> _Goal of the exercise_:
Return each line below that contains the string "Model", treating uppercase and lowercase letters as different.

[start]

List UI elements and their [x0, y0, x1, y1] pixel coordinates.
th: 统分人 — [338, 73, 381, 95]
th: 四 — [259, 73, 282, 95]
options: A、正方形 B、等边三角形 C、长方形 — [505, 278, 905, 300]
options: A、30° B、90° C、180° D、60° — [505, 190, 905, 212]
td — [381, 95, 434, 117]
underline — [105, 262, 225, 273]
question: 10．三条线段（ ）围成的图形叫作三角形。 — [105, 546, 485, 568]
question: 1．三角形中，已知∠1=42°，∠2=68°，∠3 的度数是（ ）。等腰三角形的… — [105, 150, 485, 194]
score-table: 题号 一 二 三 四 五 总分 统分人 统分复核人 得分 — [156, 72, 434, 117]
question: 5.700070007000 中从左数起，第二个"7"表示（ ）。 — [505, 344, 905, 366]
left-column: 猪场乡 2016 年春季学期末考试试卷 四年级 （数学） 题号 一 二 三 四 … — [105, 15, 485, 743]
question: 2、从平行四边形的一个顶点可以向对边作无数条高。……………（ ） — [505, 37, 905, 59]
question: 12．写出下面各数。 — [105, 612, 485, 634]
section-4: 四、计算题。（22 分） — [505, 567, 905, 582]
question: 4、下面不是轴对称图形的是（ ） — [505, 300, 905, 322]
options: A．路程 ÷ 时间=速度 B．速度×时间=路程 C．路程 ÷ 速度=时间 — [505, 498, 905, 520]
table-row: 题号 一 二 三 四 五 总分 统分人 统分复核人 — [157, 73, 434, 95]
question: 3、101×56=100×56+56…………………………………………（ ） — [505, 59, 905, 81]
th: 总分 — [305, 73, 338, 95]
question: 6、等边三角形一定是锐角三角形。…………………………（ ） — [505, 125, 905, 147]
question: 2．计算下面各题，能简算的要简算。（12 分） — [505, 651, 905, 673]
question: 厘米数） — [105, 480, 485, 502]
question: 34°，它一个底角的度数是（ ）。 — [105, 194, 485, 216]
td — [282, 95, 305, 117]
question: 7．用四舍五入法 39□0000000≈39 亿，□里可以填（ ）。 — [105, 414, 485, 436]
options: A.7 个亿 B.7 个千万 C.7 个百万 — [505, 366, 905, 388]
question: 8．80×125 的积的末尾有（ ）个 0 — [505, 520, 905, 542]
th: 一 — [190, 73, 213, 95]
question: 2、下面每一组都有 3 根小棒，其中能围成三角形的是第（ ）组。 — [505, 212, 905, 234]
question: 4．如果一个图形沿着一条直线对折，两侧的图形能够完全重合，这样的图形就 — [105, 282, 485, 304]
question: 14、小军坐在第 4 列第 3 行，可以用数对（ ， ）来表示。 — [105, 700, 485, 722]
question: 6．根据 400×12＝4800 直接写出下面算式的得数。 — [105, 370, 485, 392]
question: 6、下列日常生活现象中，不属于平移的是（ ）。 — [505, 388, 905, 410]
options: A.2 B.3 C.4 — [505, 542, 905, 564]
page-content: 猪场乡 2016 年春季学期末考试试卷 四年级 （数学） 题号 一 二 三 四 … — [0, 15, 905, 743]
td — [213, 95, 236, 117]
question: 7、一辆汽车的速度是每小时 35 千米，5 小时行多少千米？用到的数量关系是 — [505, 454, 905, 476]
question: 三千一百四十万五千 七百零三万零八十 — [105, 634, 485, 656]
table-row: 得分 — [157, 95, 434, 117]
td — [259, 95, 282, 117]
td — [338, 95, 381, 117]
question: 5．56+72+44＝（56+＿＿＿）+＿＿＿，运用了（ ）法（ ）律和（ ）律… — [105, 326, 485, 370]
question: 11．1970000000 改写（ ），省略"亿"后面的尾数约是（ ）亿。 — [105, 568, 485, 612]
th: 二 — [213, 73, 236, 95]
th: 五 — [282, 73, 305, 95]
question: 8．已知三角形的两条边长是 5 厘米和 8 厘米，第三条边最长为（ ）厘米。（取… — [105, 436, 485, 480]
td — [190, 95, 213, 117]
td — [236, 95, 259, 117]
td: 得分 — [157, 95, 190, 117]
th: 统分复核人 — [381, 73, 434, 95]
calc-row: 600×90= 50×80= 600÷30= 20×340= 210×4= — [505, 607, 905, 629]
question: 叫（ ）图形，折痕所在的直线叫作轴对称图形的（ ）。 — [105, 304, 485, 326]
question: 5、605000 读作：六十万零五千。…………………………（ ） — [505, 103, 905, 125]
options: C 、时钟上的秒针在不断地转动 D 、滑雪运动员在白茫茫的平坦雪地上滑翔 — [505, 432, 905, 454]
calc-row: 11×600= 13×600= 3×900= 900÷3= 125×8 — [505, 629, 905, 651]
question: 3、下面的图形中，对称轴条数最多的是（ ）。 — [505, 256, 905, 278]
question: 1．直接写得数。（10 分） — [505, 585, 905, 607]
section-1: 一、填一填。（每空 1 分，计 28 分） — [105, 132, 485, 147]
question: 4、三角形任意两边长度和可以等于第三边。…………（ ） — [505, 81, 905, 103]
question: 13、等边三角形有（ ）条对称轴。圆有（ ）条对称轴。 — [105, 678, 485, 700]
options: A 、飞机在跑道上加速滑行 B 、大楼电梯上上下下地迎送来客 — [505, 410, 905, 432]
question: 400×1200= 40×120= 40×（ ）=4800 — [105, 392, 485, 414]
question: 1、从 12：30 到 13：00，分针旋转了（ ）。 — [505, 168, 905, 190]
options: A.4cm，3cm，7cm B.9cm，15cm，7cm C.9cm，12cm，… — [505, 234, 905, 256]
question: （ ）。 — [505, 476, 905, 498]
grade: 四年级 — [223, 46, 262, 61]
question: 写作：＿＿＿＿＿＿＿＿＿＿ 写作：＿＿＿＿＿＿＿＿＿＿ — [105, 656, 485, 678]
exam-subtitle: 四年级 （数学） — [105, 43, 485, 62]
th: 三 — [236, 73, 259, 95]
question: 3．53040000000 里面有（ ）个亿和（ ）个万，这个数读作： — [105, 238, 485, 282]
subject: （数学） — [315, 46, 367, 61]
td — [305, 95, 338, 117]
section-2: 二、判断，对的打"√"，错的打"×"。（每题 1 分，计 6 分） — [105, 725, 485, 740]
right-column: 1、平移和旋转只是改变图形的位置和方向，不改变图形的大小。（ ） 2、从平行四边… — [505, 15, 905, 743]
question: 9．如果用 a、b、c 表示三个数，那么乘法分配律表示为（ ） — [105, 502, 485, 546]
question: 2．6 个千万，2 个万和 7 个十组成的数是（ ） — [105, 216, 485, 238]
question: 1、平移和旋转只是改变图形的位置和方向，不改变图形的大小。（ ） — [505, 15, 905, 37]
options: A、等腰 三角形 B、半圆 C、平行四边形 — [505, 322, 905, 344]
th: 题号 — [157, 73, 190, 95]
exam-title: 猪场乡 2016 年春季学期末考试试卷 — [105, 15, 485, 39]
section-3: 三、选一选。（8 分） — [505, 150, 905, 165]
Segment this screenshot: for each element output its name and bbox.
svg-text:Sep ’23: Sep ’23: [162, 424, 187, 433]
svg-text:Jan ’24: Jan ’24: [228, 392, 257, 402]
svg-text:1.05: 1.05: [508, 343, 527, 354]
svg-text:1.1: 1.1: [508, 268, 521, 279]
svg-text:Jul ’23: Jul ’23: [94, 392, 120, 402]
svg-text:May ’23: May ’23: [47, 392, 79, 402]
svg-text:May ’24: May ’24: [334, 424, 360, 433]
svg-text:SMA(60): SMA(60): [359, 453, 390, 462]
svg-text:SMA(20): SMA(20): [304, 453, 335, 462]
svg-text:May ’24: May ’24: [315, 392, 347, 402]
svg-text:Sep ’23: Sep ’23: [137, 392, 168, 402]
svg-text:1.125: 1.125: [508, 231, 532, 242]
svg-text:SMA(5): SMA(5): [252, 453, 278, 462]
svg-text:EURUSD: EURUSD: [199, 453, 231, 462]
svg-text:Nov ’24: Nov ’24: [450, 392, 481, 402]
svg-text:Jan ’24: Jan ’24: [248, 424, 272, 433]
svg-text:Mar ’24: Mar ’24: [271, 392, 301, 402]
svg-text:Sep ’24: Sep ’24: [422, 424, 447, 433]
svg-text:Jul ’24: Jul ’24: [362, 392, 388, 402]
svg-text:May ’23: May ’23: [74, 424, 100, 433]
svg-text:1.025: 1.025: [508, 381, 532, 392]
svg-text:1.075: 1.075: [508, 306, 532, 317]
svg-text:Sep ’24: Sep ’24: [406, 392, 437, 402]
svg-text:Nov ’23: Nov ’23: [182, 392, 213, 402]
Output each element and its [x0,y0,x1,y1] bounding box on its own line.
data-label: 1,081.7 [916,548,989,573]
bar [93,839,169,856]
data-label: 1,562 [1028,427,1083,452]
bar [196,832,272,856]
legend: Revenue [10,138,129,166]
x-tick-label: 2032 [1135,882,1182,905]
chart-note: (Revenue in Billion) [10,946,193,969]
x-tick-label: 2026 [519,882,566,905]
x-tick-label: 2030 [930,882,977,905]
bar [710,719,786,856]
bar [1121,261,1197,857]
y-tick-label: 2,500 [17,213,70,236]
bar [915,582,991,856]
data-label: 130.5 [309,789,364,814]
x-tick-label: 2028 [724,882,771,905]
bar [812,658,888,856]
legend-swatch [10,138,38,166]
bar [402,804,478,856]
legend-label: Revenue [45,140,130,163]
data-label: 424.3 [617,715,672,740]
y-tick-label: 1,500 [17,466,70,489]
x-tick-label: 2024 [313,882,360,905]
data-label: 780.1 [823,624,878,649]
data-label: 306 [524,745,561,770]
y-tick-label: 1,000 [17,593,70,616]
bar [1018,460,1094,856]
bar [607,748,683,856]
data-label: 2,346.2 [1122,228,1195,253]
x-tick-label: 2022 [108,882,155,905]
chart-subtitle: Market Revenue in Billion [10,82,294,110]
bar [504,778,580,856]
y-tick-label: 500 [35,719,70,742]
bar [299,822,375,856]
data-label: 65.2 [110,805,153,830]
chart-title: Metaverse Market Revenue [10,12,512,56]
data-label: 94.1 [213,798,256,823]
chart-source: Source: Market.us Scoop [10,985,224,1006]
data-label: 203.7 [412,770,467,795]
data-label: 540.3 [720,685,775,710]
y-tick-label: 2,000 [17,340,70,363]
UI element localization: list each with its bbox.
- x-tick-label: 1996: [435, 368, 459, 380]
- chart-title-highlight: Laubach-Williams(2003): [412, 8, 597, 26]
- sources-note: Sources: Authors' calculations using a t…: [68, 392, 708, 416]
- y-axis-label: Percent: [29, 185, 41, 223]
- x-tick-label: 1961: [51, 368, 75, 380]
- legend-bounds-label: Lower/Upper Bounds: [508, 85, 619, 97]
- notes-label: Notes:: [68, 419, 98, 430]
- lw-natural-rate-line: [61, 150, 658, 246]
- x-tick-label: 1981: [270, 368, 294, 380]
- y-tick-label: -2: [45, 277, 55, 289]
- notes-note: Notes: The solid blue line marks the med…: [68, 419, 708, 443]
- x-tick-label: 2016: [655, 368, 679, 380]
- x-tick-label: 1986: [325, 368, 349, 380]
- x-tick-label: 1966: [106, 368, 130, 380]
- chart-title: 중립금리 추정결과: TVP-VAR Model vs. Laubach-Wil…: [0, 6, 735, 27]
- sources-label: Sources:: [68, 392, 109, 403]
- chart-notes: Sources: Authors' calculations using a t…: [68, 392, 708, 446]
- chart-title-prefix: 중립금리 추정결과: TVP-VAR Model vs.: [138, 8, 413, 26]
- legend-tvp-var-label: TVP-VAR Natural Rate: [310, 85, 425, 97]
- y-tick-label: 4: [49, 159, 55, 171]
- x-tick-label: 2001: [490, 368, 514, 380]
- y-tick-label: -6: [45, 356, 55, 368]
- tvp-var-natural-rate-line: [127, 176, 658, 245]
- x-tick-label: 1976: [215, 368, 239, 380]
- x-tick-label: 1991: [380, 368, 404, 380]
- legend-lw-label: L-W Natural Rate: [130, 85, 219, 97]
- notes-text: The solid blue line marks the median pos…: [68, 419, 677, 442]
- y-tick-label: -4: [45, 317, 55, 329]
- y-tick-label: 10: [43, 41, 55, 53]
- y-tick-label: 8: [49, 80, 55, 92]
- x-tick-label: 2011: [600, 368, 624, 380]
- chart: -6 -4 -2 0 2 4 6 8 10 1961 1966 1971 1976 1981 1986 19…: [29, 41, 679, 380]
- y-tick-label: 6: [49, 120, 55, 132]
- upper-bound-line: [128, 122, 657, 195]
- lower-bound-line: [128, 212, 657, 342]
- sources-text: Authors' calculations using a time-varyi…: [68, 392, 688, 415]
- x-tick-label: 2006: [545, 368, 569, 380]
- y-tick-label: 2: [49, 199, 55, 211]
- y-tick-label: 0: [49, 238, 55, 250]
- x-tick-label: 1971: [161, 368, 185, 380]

[end]

> _Task answer_:
- chart-title: 중립금리 추정결과: TVP-VAR Model vs. Laubach-Wil…: [0, 6, 735, 27]
- chart-title-prefix: 중립금리 추정결과: TVP-VAR Model vs.: [138, 8, 413, 26]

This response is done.